____ Exercise input

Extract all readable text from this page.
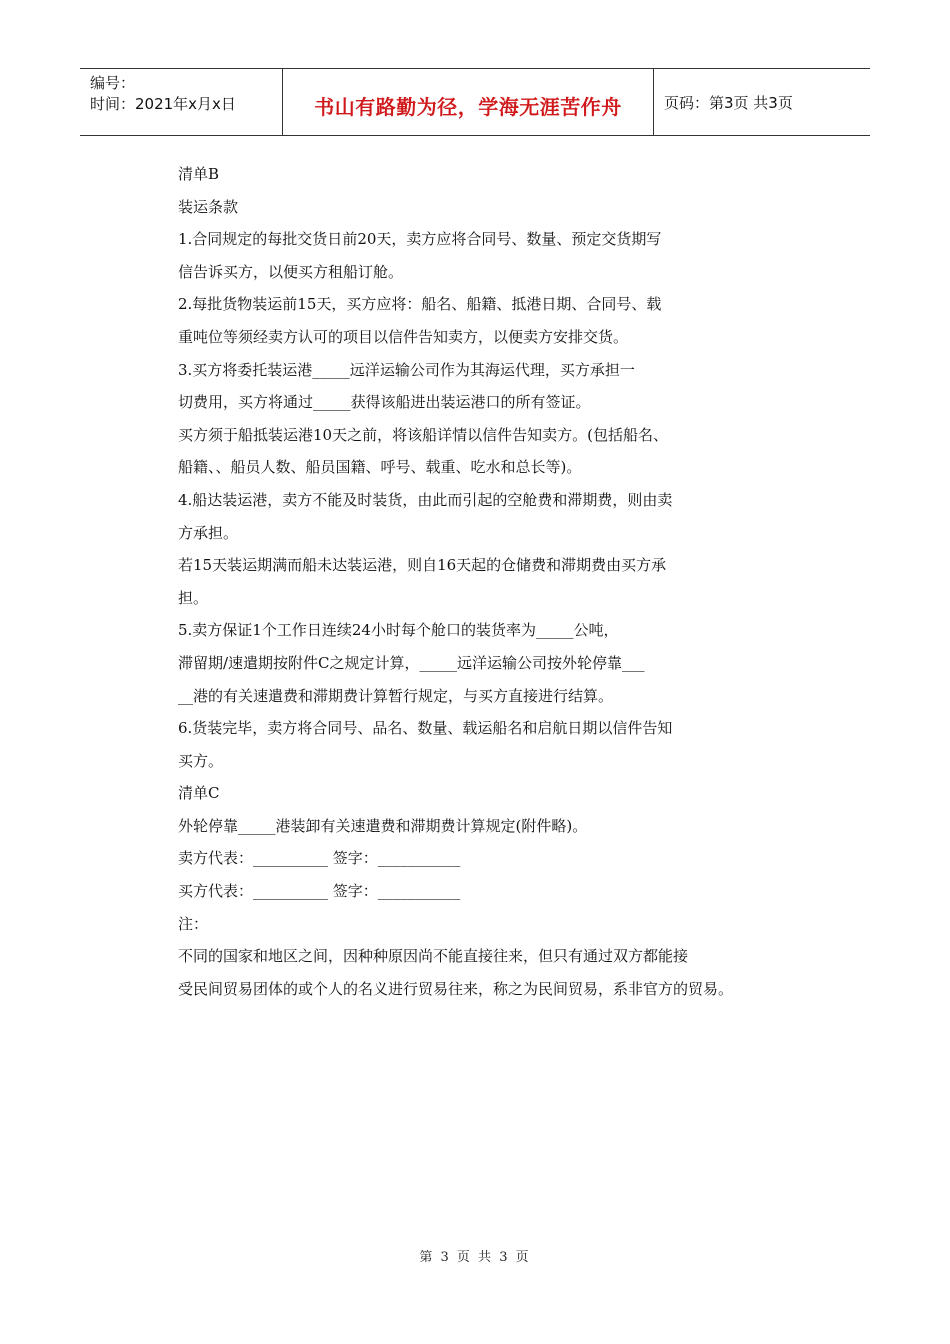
编号：
时间：2021年x月x日	书山有路勤为径，学海无涯苦作舟	页码：第3页 共3页
清单B
装运条款
1.合同规定的每批交货日前20天，卖方应将合同号、数量、预定交货期写
信告诉买方，以便买方租船订舱。
2.每批货物装运前15天，买方应将：船名、船籍、抵港日期、合同号、载
重吨位等须经卖方认可的项目以信件告知卖方，以便卖方安排交货。
3.买方将委托装运港_____远洋运输公司作为其海运代理，买方承担一
切费用，买方将通过_____获得该船进出装运港口的所有签证。
买方须于船抵装运港10天之前，将该船详情以信件告知卖方。(包括船名、
船籍、、船员人数、船员国籍、呼号、载重、吃水和总长等)。
4.船达装运港，卖方不能及时装货，由此而引起的空舱费和滞期费，则由卖
方承担。
若15天装运期满而船未达装运港，则自16天起的仓储费和滞期费由买方承
担。
5.卖方保证1个工作日连续24小时每个舱口的装货率为_____公吨，
滞留期/速遣期按附件C之规定计算，_____远洋运输公司按外轮停靠___
__港的有关速遣费和滞期费计算暂行规定，与买方直接进行结算。
6.货装完毕，卖方将合同号、品名、数量、载运船名和启航日期以信件告知
买方。
清单C
外轮停靠_____港装卸有关速遣费和滞期费计算规定(附件略)。
卖方代表：__________ 签字：___________
买方代表：__________ 签字：___________
注：
不同的国家和地区之间，因种种原因尚不能直接往来，但只有通过双方都能接
受民间贸易团体的或个人的名义进行贸易往来，称之为民间贸易，系非官方的贸易。
第 3 页 共 3 页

________

Given request:
Reproduce all the entries that precede this task, word for word, minus any pictures.

Written response:
Extract all readable text from this page.
编号：
时间：2021年x月x日	书山有路勤为径，学海无涯苦作舟	页码：第3页 共3页
清单B
装运条款
1.合同规定的每批交货日前20天，卖方应将合同号、数量、预定交货期写
信告诉买方，以便买方租船订舱。
2.每批货物装运前15天，买方应将：船名、船籍、抵港日期、合同号、载
重吨位等须经卖方认可的项目以信件告知卖方，以便卖方安排交货。
3.买方将委托装运港_____远洋运输公司作为其海运代理，买方承担一
切费用，买方将通过_____获得该船进出装运港口的所有签证。
买方须于船抵装运港10天之前，将该船详情以信件告知卖方。(包括船名、
船籍、、船员人数、船员国籍、呼号、载重、吃水和总长等)。
4.船达装运港，卖方不能及时装货，由此而引起的空舱费和滞期费，则由卖
方承担。
若15天装运期满而船未达装运港，则自16天起的仓储费和滞期费由买方承
担。
5.卖方保证1个工作日连续24小时每个舱口的装货率为_____公吨，
滞留期/速遣期按附件C之规定计算，_____远洋运输公司按外轮停靠___
__港的有关速遣费和滞期费计算暂行规定，与买方直接进行结算。
6.货装完毕，卖方将合同号、品名、数量、载运船名和启航日期以信件告知
买方。
清单C
外轮停靠_____港装卸有关速遣费和滞期费计算规定(附件略)。
卖方代表：__________ 签字：___________
买方代表：__________ 签字：___________
注：
不同的国家和地区之间，因种种原因尚不能直接往来，但只有通过双方都能接
受民间贸易团体的或个人的名义进行贸易往来，称之为民间贸易，系非官方的贸易。
第 3 页 共 3 页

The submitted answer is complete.